BEGIN PROVIDED MATERIAL
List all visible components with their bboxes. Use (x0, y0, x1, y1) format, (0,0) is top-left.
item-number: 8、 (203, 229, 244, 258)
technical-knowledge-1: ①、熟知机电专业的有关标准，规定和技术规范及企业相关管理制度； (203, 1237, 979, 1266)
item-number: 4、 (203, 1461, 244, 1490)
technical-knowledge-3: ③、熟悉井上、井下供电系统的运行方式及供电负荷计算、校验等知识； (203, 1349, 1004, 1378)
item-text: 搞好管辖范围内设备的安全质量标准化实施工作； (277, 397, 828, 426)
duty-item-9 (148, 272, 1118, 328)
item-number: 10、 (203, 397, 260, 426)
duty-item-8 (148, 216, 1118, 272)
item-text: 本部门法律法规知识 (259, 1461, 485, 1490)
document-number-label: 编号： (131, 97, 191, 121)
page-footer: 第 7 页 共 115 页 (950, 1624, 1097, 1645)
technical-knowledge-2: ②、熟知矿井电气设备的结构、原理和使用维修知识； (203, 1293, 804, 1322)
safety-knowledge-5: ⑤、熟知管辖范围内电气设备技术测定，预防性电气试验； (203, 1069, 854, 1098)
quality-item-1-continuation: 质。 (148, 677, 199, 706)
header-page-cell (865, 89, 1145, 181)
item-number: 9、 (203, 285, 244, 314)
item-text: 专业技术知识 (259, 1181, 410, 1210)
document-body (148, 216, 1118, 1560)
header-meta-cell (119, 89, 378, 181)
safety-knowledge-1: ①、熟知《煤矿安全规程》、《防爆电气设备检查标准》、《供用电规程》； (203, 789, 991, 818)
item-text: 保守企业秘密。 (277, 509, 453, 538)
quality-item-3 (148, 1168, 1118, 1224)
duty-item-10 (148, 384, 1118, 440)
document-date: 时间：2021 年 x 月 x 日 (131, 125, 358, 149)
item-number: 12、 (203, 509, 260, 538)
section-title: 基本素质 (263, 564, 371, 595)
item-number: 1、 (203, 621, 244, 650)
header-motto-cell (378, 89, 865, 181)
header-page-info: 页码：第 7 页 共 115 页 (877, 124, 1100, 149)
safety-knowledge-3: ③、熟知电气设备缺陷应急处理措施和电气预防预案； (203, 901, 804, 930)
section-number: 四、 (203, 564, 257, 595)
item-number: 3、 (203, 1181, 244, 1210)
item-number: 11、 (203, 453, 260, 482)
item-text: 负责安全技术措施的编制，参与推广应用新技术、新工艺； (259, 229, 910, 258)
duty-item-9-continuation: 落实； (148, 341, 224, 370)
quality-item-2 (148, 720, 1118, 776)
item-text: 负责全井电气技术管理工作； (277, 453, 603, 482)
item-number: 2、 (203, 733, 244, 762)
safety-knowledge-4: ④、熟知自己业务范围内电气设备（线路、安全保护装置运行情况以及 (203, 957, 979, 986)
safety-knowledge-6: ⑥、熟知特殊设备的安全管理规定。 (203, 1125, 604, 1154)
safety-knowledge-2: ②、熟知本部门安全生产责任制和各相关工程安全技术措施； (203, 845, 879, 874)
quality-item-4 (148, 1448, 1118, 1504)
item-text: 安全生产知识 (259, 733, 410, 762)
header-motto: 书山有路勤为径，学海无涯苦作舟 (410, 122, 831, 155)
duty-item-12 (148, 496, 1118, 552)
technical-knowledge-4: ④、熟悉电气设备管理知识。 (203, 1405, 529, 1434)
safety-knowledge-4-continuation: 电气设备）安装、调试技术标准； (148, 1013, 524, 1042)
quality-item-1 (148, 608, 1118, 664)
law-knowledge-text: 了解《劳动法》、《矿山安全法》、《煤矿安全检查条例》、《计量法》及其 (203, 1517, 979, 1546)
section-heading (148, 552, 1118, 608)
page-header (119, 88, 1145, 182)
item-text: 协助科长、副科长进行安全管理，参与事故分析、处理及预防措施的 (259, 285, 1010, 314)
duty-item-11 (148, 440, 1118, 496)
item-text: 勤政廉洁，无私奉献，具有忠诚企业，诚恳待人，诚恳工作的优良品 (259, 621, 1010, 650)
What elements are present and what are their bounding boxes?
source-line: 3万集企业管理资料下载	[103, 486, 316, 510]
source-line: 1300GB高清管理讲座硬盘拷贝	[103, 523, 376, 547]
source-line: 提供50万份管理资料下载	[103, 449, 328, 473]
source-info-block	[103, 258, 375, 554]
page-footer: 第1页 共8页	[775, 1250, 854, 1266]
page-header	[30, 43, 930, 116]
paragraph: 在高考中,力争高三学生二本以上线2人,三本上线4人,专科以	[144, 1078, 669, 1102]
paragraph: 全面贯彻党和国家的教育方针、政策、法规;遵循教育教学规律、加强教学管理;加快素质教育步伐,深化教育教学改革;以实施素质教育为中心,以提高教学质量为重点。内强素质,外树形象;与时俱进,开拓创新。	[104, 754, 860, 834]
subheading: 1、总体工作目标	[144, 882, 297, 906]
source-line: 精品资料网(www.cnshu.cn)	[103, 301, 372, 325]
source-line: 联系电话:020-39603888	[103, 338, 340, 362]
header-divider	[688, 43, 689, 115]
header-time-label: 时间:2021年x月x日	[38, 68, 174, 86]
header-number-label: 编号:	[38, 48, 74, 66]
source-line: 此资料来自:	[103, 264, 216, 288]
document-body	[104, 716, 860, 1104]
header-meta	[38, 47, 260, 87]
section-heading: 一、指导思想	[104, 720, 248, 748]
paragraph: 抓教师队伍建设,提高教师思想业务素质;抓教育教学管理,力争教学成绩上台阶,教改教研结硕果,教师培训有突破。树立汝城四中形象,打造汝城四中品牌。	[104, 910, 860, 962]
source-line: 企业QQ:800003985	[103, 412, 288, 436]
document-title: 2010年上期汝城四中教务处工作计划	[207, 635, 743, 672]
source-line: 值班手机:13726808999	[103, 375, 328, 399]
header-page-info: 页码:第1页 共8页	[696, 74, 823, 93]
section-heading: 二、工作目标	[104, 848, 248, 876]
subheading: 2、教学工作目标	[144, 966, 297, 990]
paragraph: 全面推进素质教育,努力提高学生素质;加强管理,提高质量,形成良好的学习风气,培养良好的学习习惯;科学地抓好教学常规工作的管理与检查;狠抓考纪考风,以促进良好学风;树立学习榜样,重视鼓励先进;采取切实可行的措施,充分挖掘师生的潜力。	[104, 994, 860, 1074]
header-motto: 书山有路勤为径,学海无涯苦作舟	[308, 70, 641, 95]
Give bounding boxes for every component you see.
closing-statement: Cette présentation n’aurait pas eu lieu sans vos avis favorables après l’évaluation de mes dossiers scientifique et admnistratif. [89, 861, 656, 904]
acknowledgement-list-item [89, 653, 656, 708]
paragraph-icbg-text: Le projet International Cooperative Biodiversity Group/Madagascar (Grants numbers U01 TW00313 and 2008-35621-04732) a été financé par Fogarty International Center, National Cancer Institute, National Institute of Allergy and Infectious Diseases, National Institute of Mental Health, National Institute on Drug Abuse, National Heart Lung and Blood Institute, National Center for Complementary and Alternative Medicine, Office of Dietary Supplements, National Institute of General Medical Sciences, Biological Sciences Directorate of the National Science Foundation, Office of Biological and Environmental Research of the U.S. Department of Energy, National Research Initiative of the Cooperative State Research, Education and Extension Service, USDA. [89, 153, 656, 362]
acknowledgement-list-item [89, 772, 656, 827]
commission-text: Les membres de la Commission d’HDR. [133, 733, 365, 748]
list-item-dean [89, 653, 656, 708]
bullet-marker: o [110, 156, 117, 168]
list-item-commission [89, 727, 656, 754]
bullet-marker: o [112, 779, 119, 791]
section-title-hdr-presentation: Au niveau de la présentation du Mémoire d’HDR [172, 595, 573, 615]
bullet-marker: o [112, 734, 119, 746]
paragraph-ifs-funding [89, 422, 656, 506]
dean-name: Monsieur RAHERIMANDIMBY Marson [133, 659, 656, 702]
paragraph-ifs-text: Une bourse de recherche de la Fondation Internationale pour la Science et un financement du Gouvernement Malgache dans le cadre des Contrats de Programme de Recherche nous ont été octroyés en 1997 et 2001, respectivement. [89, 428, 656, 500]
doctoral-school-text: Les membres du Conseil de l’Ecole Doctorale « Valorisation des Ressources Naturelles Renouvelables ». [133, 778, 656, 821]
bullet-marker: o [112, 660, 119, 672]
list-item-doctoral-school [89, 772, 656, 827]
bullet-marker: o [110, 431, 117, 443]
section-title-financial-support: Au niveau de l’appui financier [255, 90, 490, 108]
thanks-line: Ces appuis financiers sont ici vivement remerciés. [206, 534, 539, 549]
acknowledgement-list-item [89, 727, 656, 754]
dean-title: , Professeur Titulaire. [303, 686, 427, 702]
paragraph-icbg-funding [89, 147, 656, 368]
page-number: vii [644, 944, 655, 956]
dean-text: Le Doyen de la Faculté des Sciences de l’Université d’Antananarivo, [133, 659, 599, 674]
END PROVIDED MATERIAL
Copy the listing above word for word, beginning with its first line and going on through the line with "item-number: 4、 (203, 1461, 244, 1490)".

> _CORRECT RESPONSE_:
List all visible components with their bboxes. Use (x0, y0, x1, y1) format, (0,0) is top-left.
item-number: 8、 (203, 229, 244, 258)
technical-knowledge-1: ①、熟知机电专业的有关标准，规定和技术规范及企业相关管理制度； (203, 1237, 979, 1266)
item-number: 4、 (203, 1461, 244, 1490)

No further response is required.